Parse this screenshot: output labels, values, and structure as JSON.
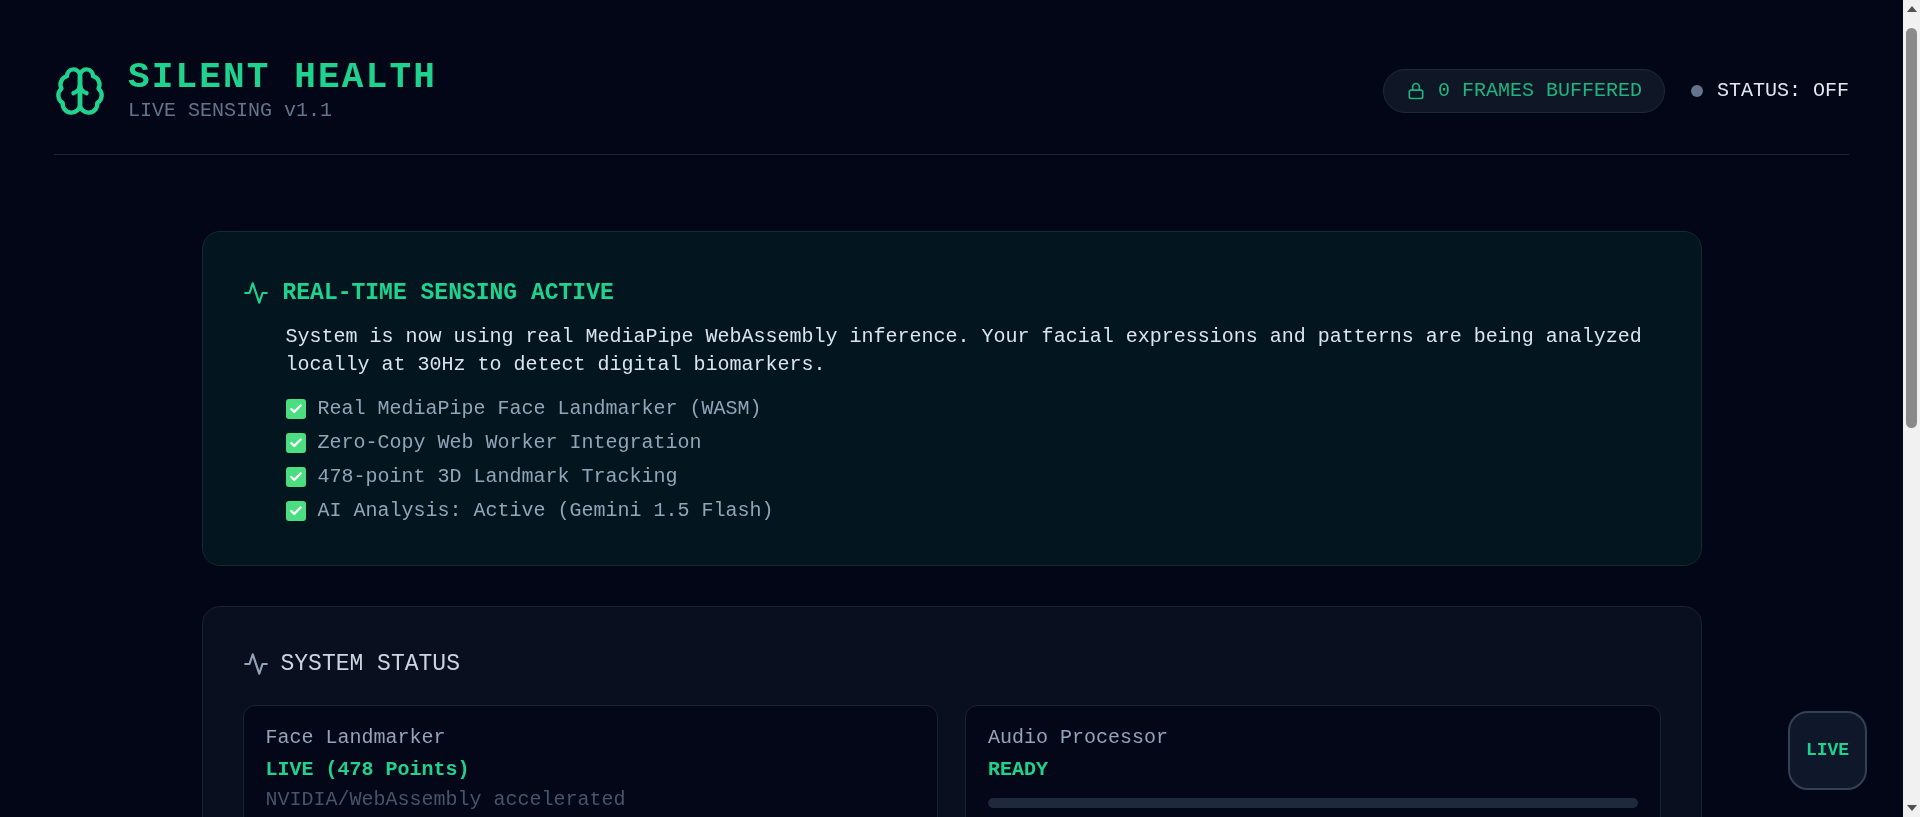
{
  "header": {
    "title": "SILENT HEALTH",
    "subtitle": "LIVE SENSING v1.1",
    "frames_badge": "0 FRAMES BUFFERED",
    "status": {
      "label": "STATUS: OFF",
      "on": false
    }
  },
  "banner": {
    "title": "REAL-TIME SENSING ACTIVE",
    "text": "System is now using real MediaPipe WebAssembly inference. Your facial expressions and patterns are being analyzed locally at 30Hz to detect digital biomarkers.",
    "features": [
      {
        "label": "Real MediaPipe Face Landmarker (WASM)",
        "checked": true
      },
      {
        "label": "Zero-Copy Web Worker Integration",
        "checked": true
      },
      {
        "label": "478-point 3D Landmark Tracking",
        "checked": true
      },
      {
        "label": "AI Analysis: Active (Gemini 1.5 Flash)",
        "checked": true
      }
    ]
  },
  "system_status": {
    "title": "SYSTEM STATUS",
    "modules": [
      {
        "kind": "text",
        "name": "Face Landmarker",
        "state": "LIVE (478 Points)",
        "detail": "NVIDIA/WebAssembly accelerated"
      },
      {
        "kind": "meter",
        "name": "Audio Processor",
        "state": "READY",
        "level": 0
      }
    ]
  },
  "live_button": "LIVE"
}
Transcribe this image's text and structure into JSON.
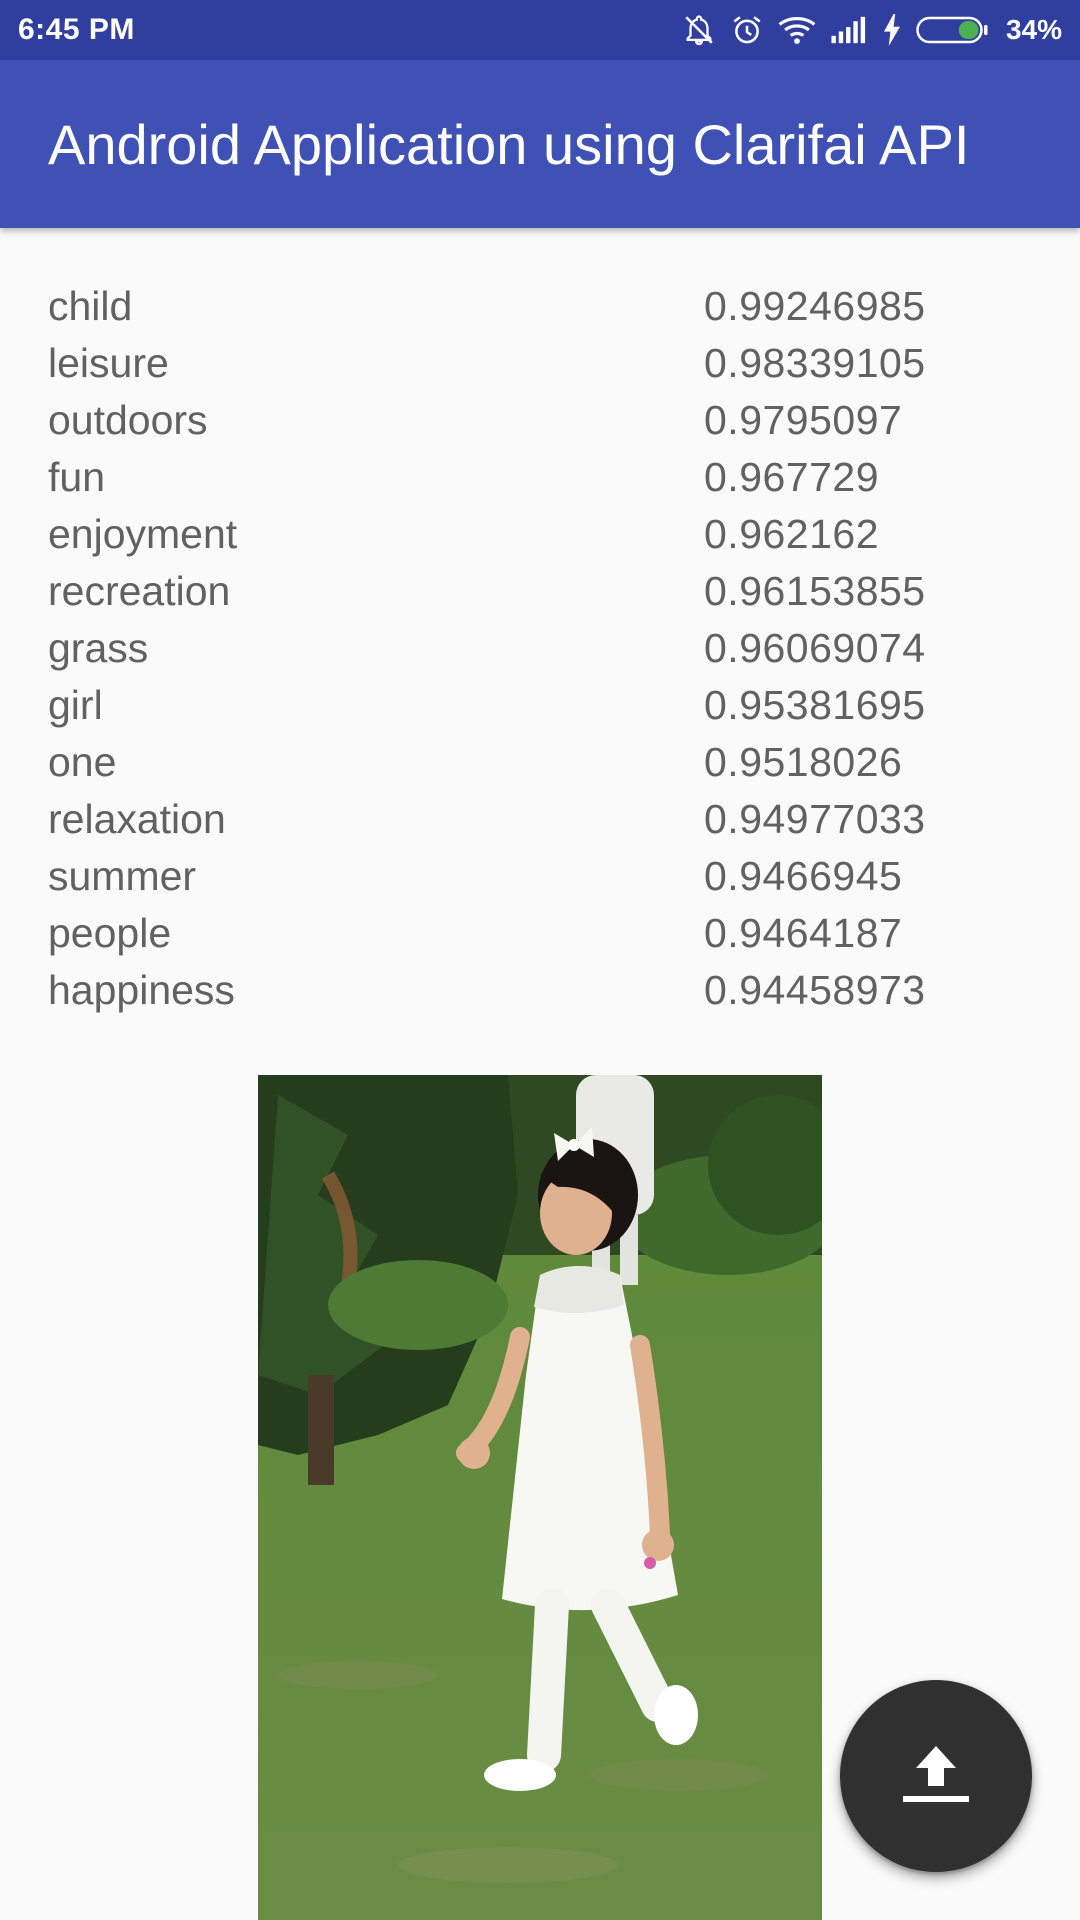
{
  "status_bar": {
    "time": "6:45 PM",
    "battery_percent": "34%",
    "battery_level": 0.34,
    "icons": [
      "notifications-off-icon",
      "alarm-icon",
      "wifi-icon",
      "signal-icon",
      "charging-icon",
      "battery-icon"
    ]
  },
  "app_bar": {
    "title": "Android Application using Clarifai API"
  },
  "results": [
    {
      "label": "child",
      "score": "0.99246985"
    },
    {
      "label": "leisure",
      "score": "0.98339105"
    },
    {
      "label": "outdoors",
      "score": "0.9795097"
    },
    {
      "label": "fun",
      "score": "0.967729"
    },
    {
      "label": "enjoyment",
      "score": "0.962162"
    },
    {
      "label": "recreation",
      "score": "0.96153855"
    },
    {
      "label": "grass",
      "score": "0.96069074"
    },
    {
      "label": "girl",
      "score": "0.95381695"
    },
    {
      "label": "one",
      "score": "0.9518026"
    },
    {
      "label": "relaxation",
      "score": "0.94977033"
    },
    {
      "label": "summer",
      "score": "0.9466945"
    },
    {
      "label": "people",
      "score": "0.9464187"
    },
    {
      "label": "happiness",
      "score": "0.94458973"
    }
  ],
  "fab": {
    "icon": "upload-icon"
  },
  "colors": {
    "status_bar": "#303f9f",
    "app_bar": "#3f51b5",
    "fab": "#303030",
    "battery_fill": "#4caf50"
  }
}
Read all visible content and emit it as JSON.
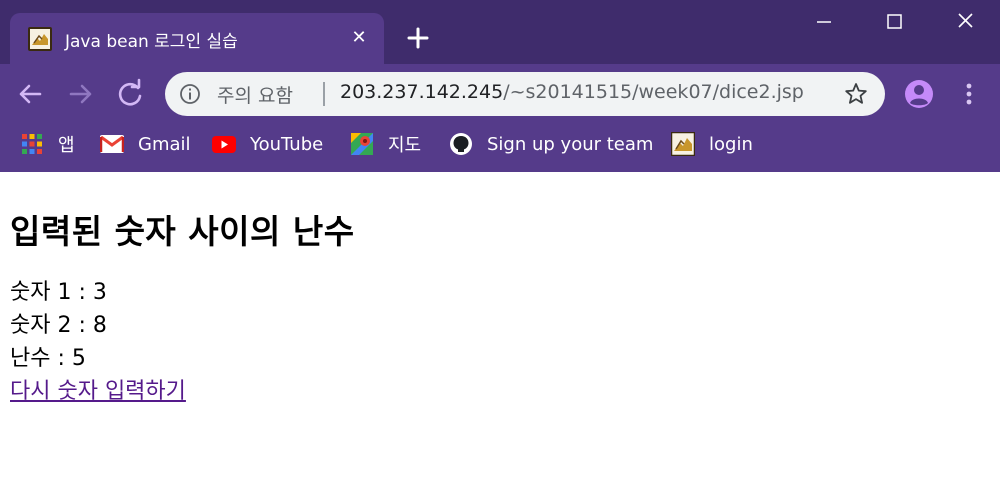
{
  "window": {
    "tab_title": "Java bean 로그인 실습",
    "tab_close_glyph": "✕",
    "new_tab_glyph": "+"
  },
  "address_bar": {
    "security_label": "주의 요함",
    "url_host": "203.237.142.245",
    "url_path": "/~s20141515/week07/dice2.jsp"
  },
  "bookmarks": [
    {
      "label": "앱",
      "icon": "apps-grid-icon"
    },
    {
      "label": "Gmail",
      "icon": "gmail-icon"
    },
    {
      "label": "YouTube",
      "icon": "youtube-icon"
    },
    {
      "label": "지도",
      "icon": "maps-pin-icon"
    },
    {
      "label": "Sign up your team",
      "icon": "github-icon"
    },
    {
      "label": "login",
      "icon": "site-favicon-icon"
    }
  ],
  "page": {
    "heading": "입력된 숫자 사이의 난수",
    "lines": [
      "숫자 1 : 3",
      "숫자 2 : 8",
      "난수 : 5"
    ],
    "link_text": "다시 숫자 입력하기"
  },
  "colors": {
    "tabstrip": "#3f2c6c",
    "toolbar": "#553b8a",
    "visited_link": "#551a8b",
    "accent_icon": "#c58af9"
  }
}
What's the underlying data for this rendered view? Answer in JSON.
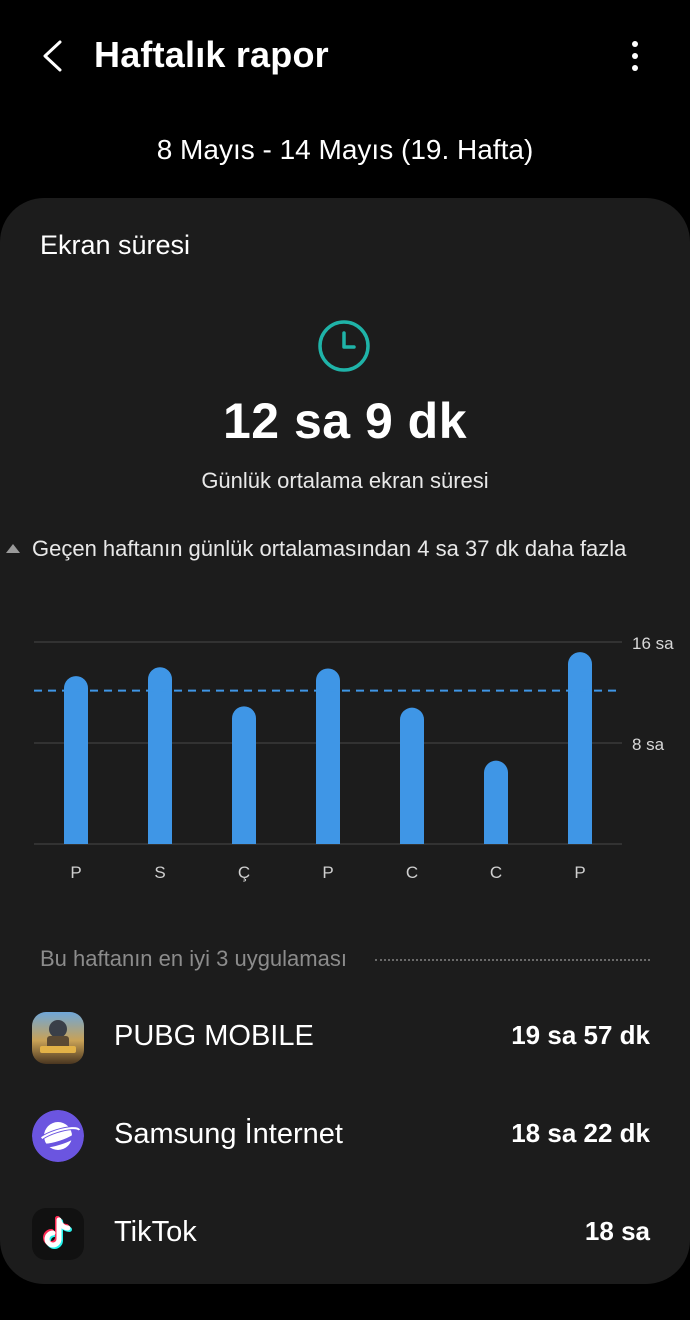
{
  "header": {
    "title": "Haftalık rapor"
  },
  "week_range": "8 Mayıs - 14 Mayıs (19. Hafta)",
  "screen_time": {
    "section_title": "Ekran süresi",
    "daily_average": "12 sa 9 dk",
    "daily_average_caption": "Günlük ortalama ekran süresi",
    "comparison": "Geçen haftanın günlük ortalamasından 4 sa 37 dk daha fazla"
  },
  "chart_data": {
    "type": "bar",
    "categories": [
      "P",
      "S",
      "Ç",
      "P",
      "C",
      "C",
      "P"
    ],
    "values": [
      13.3,
      14.0,
      10.9,
      13.9,
      10.8,
      6.6,
      15.2
    ],
    "ylim": [
      0,
      16
    ],
    "y_tick_labels": [
      "16 sa",
      "8 sa"
    ],
    "y_tick_values": [
      16,
      8
    ],
    "average_line": 12.15,
    "grid": true,
    "colors": {
      "bar": "#3f96e6",
      "average_line": "#3f96e6",
      "grid": "#3a3a3a"
    }
  },
  "top_apps": {
    "title": "Bu haftanın en iyi 3 uygulaması",
    "items": [
      {
        "name": "PUBG MOBILE",
        "time": "19 sa 57 dk",
        "icon": "pubg-mobile-icon"
      },
      {
        "name": "Samsung İnternet",
        "time": "18 sa 22 dk",
        "icon": "samsung-internet-icon"
      },
      {
        "name": "TikTok",
        "time": "18 sa",
        "icon": "tiktok-icon"
      }
    ]
  },
  "colors": {
    "accent": "#1fb3a8",
    "card_bg": "#1c1c1c",
    "background": "#000000"
  }
}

=======

## Problem statement
Go through the material above and print all of it exactly, except the pictures.

## Output below
Parse this screenshot: output labels, values, and structure as JSON.
{
  "header": {
    "title": "SILENT HEALTH",
    "subtitle": "LIVE SENSING v1.1",
    "frames_badge": "0 FRAMES BUFFERED",
    "status": {
      "label": "STATUS: OFF",
      "on": false
    }
  },
  "banner": {
    "title": "REAL-TIME SENSING ACTIVE",
    "text": "System is now using real MediaPipe WebAssembly inference. Your facial expressions and patterns are being analyzed locally at 30Hz to detect digital biomarkers.",
    "features": [
      {
        "label": "Real MediaPipe Face Landmarker (WASM)",
        "checked": true
      },
      {
        "label": "Zero-Copy Web Worker Integration",
        "checked": true
      },
      {
        "label": "478-point 3D Landmark Tracking",
        "checked": true
      },
      {
        "label": "AI Analysis: Active (Gemini 1.5 Flash)",
        "checked": true
      }
    ]
  },
  "system_status": {
    "title": "SYSTEM STATUS",
    "modules": [
      {
        "kind": "text",
        "name": "Face Landmarker",
        "state": "LIVE (478 Points)",
        "detail": "NVIDIA/WebAssembly accelerated"
      },
      {
        "kind": "meter",
        "name": "Audio Processor",
        "state": "READY",
        "level": 0
      }
    ]
  },
  "live_button": "LIVE"
}
Transcribe this image's text and structure into JSON.
{
  "status_bar": {
    "time": "6:45 PM",
    "battery_percent": "34%",
    "battery_level": 0.34,
    "icons": [
      "notifications-off-icon",
      "alarm-icon",
      "wifi-icon",
      "signal-icon",
      "charging-icon",
      "battery-icon"
    ]
  },
  "app_bar": {
    "title": "Android Application using Clarifai API"
  },
  "results": [
    {
      "label": "child",
      "score": "0.99246985"
    },
    {
      "label": "leisure",
      "score": "0.98339105"
    },
    {
      "label": "outdoors",
      "score": "0.9795097"
    },
    {
      "label": "fun",
      "score": "0.967729"
    },
    {
      "label": "enjoyment",
      "score": "0.962162"
    },
    {
      "label": "recreation",
      "score": "0.96153855"
    },
    {
      "label": "grass",
      "score": "0.96069074"
    },
    {
      "label": "girl",
      "score": "0.95381695"
    },
    {
      "label": "one",
      "score": "0.9518026"
    },
    {
      "label": "relaxation",
      "score": "0.94977033"
    },
    {
      "label": "summer",
      "score": "0.9466945"
    },
    {
      "label": "people",
      "score": "0.9464187"
    },
    {
      "label": "happiness",
      "score": "0.94458973"
    }
  ],
  "fab": {
    "icon": "upload-icon"
  },
  "colors": {
    "status_bar": "#303f9f",
    "app_bar": "#3f51b5",
    "fab": "#303030",
    "battery_fill": "#4caf50"
  }
}
Read all visible content and emit it as JSON.
{
  "window": {
    "tab_title": "Java bean 로그인 실습",
    "tab_close_glyph": "✕",
    "new_tab_glyph": "+"
  },
  "address_bar": {
    "security_label": "주의 요함",
    "url_host": "203.237.142.245",
    "url_path": "/~s20141515/week07/dice2.jsp"
  },
  "bookmarks": [
    {
      "label": "앱",
      "icon": "apps-grid-icon"
    },
    {
      "label": "Gmail",
      "icon": "gmail-icon"
    },
    {
      "label": "YouTube",
      "icon": "youtube-icon"
    },
    {
      "label": "지도",
      "icon": "maps-pin-icon"
    },
    {
      "label": "Sign up your team",
      "icon": "github-icon"
    },
    {
      "label": "login",
      "icon": "site-favicon-icon"
    }
  ],
  "page": {
    "heading": "입력된 숫자 사이의 난수",
    "lines": [
      "숫자 1 : 3",
      "숫자 2 : 8",
      "난수 : 5"
    ],
    "link_text": "다시 숫자 입력하기"
  },
  "colors": {
    "tabstrip": "#3f2c6c",
    "toolbar": "#553b8a",
    "visited_link": "#551a8b",
    "accent_icon": "#c58af9"
  }
}
What's the underlying data for this rendered view? Answer in JSON.
{
  "header": {
    "title": "Haftalık rapor"
  },
  "week_range": "8 Mayıs - 14 Mayıs (19. Hafta)",
  "screen_time": {
    "section_title": "Ekran süresi",
    "daily_average": "12 sa 9 dk",
    "daily_average_caption": "Günlük ortalama ekran süresi",
    "comparison": "Geçen haftanın günlük ortalamasından 4 sa 37 dk daha fazla"
  },
  "chart_data": {
    "type": "bar",
    "categories": [
      "P",
      "S",
      "Ç",
      "P",
      "C",
      "C",
      "P"
    ],
    "values": [
      13.3,
      14.0,
      10.9,
      13.9,
      10.8,
      6.6,
      15.2
    ],
    "ylim": [
      0,
      16
    ],
    "y_tick_labels": [
      "16 sa",
      "8 sa"
    ],
    "y_tick_values": [
      16,
      8
    ],
    "average_line": 12.15,
    "grid": true,
    "colors": {
      "bar": "#3f96e6",
      "average_line": "#3f96e6",
      "grid": "#3a3a3a"
    }
  },
  "top_apps": {
    "title": "Bu haftanın en iyi 3 uygulaması",
    "items": [
      {
        "name": "PUBG MOBILE",
        "time": "19 sa 57 dk",
        "icon": "pubg-mobile-icon"
      },
      {
        "name": "Samsung İnternet",
        "time": "18 sa 22 dk",
        "icon": "samsung-internet-icon"
      },
      {
        "name": "TikTok",
        "time": "18 sa",
        "icon": "tiktok-icon"
      }
    ]
  },
  "colors": {
    "accent": "#1fb3a8",
    "card_bg": "#1c1c1c",
    "background": "#000000"
  }
}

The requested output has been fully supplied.